▶ _Stated task_
Reproduce the lines of the listing character for character, beginning with the line that contains "data-point [481, 344, 491, 354]" and continuing through the line that contains "y-tick-label: 4.6 [57, 178, 73, 189]", with both of those lines included.

▶ _Exercise input_
"""

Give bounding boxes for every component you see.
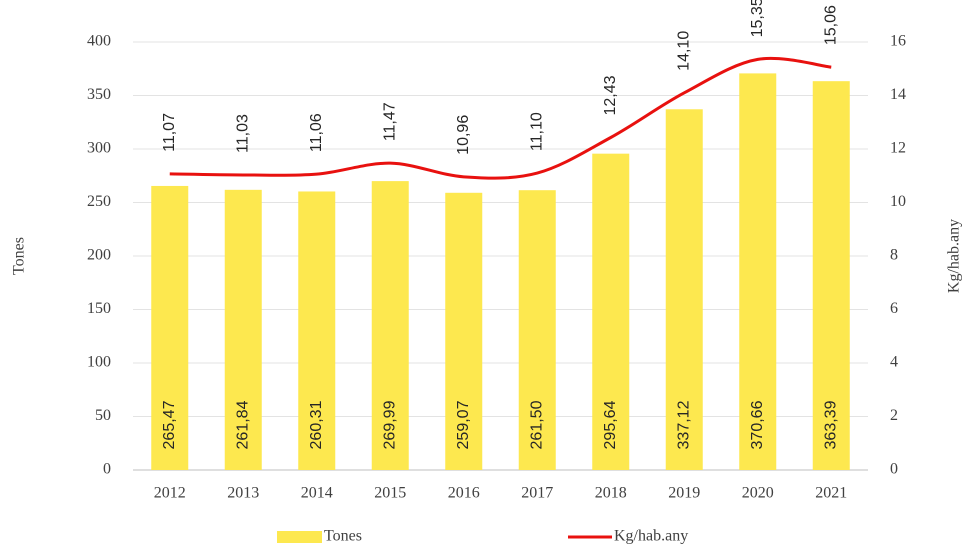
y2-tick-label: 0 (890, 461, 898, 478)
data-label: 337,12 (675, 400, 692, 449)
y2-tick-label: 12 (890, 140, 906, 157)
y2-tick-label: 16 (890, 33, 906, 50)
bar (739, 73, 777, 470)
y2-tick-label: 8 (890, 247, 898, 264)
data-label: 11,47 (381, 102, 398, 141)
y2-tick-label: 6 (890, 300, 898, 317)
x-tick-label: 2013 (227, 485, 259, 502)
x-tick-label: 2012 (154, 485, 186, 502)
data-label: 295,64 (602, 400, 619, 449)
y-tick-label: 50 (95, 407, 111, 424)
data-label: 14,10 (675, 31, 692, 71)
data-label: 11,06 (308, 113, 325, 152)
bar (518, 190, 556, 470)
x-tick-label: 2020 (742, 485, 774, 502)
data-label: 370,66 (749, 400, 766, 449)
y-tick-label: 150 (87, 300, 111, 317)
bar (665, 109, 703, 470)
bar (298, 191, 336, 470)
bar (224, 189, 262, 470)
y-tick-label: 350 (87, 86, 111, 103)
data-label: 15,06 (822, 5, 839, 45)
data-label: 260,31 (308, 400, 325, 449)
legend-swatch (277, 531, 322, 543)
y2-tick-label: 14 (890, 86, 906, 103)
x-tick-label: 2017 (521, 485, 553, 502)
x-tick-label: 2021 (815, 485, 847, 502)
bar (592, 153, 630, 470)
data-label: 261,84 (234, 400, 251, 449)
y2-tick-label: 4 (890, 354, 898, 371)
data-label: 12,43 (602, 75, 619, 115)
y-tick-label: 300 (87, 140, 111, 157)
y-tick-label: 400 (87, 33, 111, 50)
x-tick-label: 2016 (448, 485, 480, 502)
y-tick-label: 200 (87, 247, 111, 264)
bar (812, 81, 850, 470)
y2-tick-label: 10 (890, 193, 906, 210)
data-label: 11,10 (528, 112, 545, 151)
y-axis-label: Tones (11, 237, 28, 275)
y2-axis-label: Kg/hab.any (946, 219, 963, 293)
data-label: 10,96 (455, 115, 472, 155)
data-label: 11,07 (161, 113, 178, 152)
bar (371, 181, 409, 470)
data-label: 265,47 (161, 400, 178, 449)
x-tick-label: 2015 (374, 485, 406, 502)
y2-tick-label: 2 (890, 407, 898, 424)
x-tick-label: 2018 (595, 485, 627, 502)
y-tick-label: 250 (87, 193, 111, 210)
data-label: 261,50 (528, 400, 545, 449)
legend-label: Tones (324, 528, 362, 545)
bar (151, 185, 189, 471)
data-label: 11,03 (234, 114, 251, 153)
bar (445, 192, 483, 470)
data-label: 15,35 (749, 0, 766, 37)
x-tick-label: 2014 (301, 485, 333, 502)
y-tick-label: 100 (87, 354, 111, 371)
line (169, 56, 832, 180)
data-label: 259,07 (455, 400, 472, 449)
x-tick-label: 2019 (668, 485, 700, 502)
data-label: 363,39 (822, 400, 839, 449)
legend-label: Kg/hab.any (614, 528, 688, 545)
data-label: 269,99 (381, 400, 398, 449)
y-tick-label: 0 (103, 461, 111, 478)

"""
"""

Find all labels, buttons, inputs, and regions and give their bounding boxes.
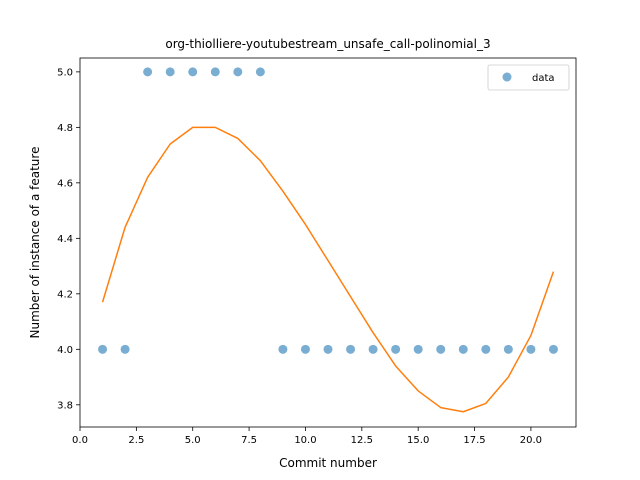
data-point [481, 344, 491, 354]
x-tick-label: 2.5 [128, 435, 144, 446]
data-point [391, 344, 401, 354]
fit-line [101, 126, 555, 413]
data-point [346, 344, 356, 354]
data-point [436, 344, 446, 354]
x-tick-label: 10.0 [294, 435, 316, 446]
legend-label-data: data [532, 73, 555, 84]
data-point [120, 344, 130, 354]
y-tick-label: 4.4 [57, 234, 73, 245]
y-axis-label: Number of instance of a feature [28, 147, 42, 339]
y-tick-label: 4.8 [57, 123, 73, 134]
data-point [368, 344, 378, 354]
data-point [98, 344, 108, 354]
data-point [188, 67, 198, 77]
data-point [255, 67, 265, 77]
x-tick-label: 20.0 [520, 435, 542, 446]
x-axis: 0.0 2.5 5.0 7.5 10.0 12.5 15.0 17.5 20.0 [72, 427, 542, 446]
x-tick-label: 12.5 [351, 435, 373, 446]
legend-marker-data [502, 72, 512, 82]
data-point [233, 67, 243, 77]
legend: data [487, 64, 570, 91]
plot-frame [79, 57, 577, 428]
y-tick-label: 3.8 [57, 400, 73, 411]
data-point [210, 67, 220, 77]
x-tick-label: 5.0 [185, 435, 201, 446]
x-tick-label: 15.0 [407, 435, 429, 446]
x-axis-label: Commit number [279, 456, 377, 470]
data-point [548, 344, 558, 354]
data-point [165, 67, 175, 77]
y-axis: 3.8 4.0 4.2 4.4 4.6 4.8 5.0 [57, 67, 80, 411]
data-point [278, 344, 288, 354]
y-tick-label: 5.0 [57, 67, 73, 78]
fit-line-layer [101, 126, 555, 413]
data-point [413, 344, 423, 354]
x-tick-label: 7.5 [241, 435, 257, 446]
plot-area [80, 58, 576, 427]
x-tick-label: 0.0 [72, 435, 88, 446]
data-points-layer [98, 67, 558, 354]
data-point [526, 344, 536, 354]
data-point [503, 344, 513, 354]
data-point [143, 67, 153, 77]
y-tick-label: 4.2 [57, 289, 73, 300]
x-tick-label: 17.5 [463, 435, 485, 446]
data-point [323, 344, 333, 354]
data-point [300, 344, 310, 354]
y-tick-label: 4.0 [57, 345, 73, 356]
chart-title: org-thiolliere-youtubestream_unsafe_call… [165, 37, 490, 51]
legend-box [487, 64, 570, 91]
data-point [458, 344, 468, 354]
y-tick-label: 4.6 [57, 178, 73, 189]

"""

▶ _Task response_
data-point [481, 344, 491, 354]
x-tick-label: 2.5 [128, 435, 144, 446]
data-point [391, 344, 401, 354]
fit-line [101, 126, 555, 413]
data-point [346, 344, 356, 354]
data-point [436, 344, 446, 354]
x-tick-label: 10.0 [294, 435, 316, 446]
legend-label-data: data [532, 73, 555, 84]
data-point [120, 344, 130, 354]
y-tick-label: 4.4 [57, 234, 73, 245]
y-axis-label: Number of instance of a feature [28, 147, 42, 339]
y-tick-label: 4.8 [57, 123, 73, 134]
data-point [368, 344, 378, 354]
data-point [98, 344, 108, 354]
data-point [188, 67, 198, 77]
data-point [255, 67, 265, 77]
x-tick-label: 20.0 [520, 435, 542, 446]
x-axis: 0.0 2.5 5.0 7.5 10.0 12.5 15.0 17.5 20.0 [72, 427, 542, 446]
x-tick-label: 12.5 [351, 435, 373, 446]
legend-marker-data [502, 72, 512, 82]
data-point [233, 67, 243, 77]
legend: data [487, 64, 570, 91]
plot-frame [79, 57, 577, 428]
y-tick-label: 3.8 [57, 400, 73, 411]
data-point [210, 67, 220, 77]
x-tick-label: 5.0 [185, 435, 201, 446]
x-tick-label: 15.0 [407, 435, 429, 446]
x-axis-label: Commit number [279, 456, 377, 470]
data-point [548, 344, 558, 354]
data-point [165, 67, 175, 77]
y-axis: 3.8 4.0 4.2 4.4 4.6 4.8 5.0 [57, 67, 80, 411]
data-point [278, 344, 288, 354]
y-tick-label: 5.0 [57, 67, 73, 78]
fit-line-layer [101, 126, 555, 413]
data-point [413, 344, 423, 354]
x-tick-label: 7.5 [241, 435, 257, 446]
plot-area [80, 58, 576, 427]
x-tick-label: 0.0 [72, 435, 88, 446]
data-points-layer [98, 67, 558, 354]
data-point [526, 344, 536, 354]
data-point [503, 344, 513, 354]
data-point [143, 67, 153, 77]
y-tick-label: 4.2 [57, 289, 73, 300]
x-tick-label: 17.5 [463, 435, 485, 446]
data-point [323, 344, 333, 354]
data-point [300, 344, 310, 354]
y-tick-label: 4.0 [57, 345, 73, 356]
chart-title: org-thiolliere-youtubestream_unsafe_call… [165, 37, 490, 51]
legend-box [487, 64, 570, 91]
data-point [458, 344, 468, 354]
y-tick-label: 4.6 [57, 178, 73, 189]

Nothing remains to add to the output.